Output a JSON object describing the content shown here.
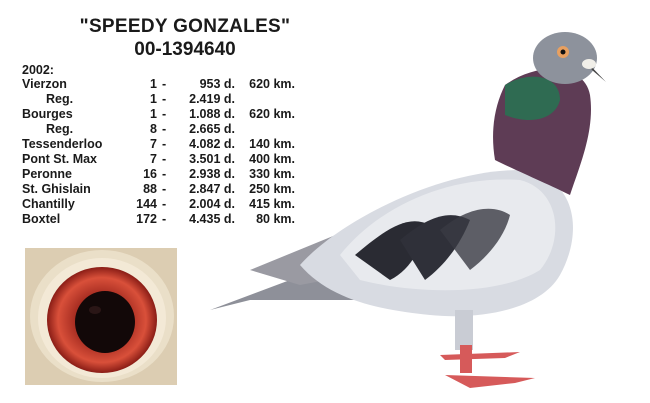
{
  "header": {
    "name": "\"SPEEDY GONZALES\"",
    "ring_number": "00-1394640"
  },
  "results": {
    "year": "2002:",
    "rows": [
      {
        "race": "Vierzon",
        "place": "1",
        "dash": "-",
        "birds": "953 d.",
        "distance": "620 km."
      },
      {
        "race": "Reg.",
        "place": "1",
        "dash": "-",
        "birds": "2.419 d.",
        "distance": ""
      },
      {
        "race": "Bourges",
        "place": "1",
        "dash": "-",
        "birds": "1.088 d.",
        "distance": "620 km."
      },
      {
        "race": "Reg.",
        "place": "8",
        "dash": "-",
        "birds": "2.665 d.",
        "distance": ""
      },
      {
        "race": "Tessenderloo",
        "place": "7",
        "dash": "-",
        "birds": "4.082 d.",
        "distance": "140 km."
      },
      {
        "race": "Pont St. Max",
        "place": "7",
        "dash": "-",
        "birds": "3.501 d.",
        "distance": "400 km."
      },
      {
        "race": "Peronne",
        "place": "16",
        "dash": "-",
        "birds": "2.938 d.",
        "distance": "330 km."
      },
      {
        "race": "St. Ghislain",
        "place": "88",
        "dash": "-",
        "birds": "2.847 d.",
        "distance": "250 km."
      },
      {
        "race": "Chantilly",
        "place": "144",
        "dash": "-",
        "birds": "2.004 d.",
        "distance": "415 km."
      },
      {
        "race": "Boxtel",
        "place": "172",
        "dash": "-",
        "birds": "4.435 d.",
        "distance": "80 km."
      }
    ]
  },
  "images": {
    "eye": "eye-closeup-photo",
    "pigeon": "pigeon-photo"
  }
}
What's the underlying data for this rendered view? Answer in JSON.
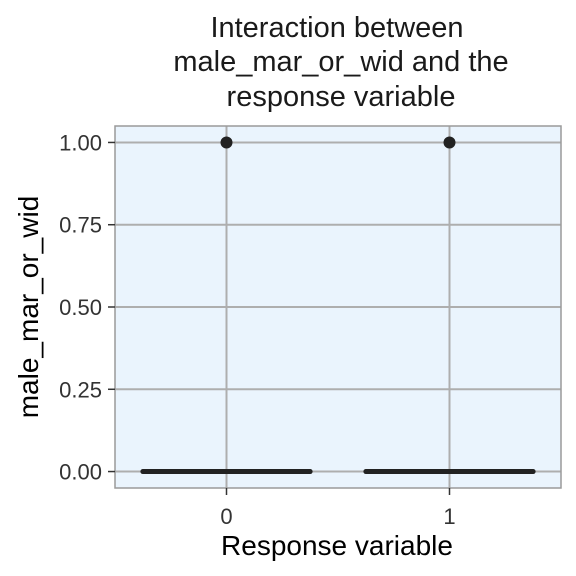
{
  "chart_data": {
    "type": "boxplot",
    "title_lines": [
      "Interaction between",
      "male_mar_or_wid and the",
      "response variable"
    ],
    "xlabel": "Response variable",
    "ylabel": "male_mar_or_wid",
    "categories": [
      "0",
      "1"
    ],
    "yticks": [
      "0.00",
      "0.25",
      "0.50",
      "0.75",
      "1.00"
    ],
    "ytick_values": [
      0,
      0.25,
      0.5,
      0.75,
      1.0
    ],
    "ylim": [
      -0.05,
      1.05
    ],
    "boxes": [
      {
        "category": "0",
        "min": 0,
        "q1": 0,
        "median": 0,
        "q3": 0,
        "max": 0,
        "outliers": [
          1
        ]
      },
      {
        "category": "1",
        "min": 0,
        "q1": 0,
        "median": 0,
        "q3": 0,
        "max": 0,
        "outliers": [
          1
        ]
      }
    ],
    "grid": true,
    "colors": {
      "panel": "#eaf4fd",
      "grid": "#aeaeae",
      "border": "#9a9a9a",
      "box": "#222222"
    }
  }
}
=====
Task statement:
Restate each line of the records exactly; pictures do not belong in the copy.

Solution for this exercise:
Output a JSON object describing the content shown here.
{
  "header": {
    "name": "\"SPEEDY GONZALES\"",
    "ring_number": "00-1394640"
  },
  "results": {
    "year": "2002:",
    "rows": [
      {
        "race": "Vierzon",
        "place": "1",
        "dash": "-",
        "birds": "953 d.",
        "distance": "620 km."
      },
      {
        "race": "Reg.",
        "place": "1",
        "dash": "-",
        "birds": "2.419 d.",
        "distance": ""
      },
      {
        "race": "Bourges",
        "place": "1",
        "dash": "-",
        "birds": "1.088 d.",
        "distance": "620 km."
      },
      {
        "race": "Reg.",
        "place": "8",
        "dash": "-",
        "birds": "2.665 d.",
        "distance": ""
      },
      {
        "race": "Tessenderloo",
        "place": "7",
        "dash": "-",
        "birds": "4.082 d.",
        "distance": "140 km."
      },
      {
        "race": "Pont St. Max",
        "place": "7",
        "dash": "-",
        "birds": "3.501 d.",
        "distance": "400 km."
      },
      {
        "race": "Peronne",
        "place": "16",
        "dash": "-",
        "birds": "2.938 d.",
        "distance": "330 km."
      },
      {
        "race": "St. Ghislain",
        "place": "88",
        "dash": "-",
        "birds": "2.847 d.",
        "distance": "250 km."
      },
      {
        "race": "Chantilly",
        "place": "144",
        "dash": "-",
        "birds": "2.004 d.",
        "distance": "415 km."
      },
      {
        "race": "Boxtel",
        "place": "172",
        "dash": "-",
        "birds": "4.435 d.",
        "distance": "80 km."
      }
    ]
  },
  "images": {
    "eye": "eye-closeup-photo",
    "pigeon": "pigeon-photo"
  }
}
What's the underlying data for this rendered view? Answer in JSON.
{
  "chart_data": {
    "type": "boxplot",
    "title_lines": [
      "Interaction between",
      "male_mar_or_wid and the",
      "response variable"
    ],
    "xlabel": "Response variable",
    "ylabel": "male_mar_or_wid",
    "categories": [
      "0",
      "1"
    ],
    "yticks": [
      "0.00",
      "0.25",
      "0.50",
      "0.75",
      "1.00"
    ],
    "ytick_values": [
      0,
      0.25,
      0.5,
      0.75,
      1.0
    ],
    "ylim": [
      -0.05,
      1.05
    ],
    "boxes": [
      {
        "category": "0",
        "min": 0,
        "q1": 0,
        "median": 0,
        "q3": 0,
        "max": 0,
        "outliers": [
          1
        ]
      },
      {
        "category": "1",
        "min": 0,
        "q1": 0,
        "median": 0,
        "q3": 0,
        "max": 0,
        "outliers": [
          1
        ]
      }
    ],
    "grid": true,
    "colors": {
      "panel": "#eaf4fd",
      "grid": "#aeaeae",
      "border": "#9a9a9a",
      "box": "#222222"
    }
  }
}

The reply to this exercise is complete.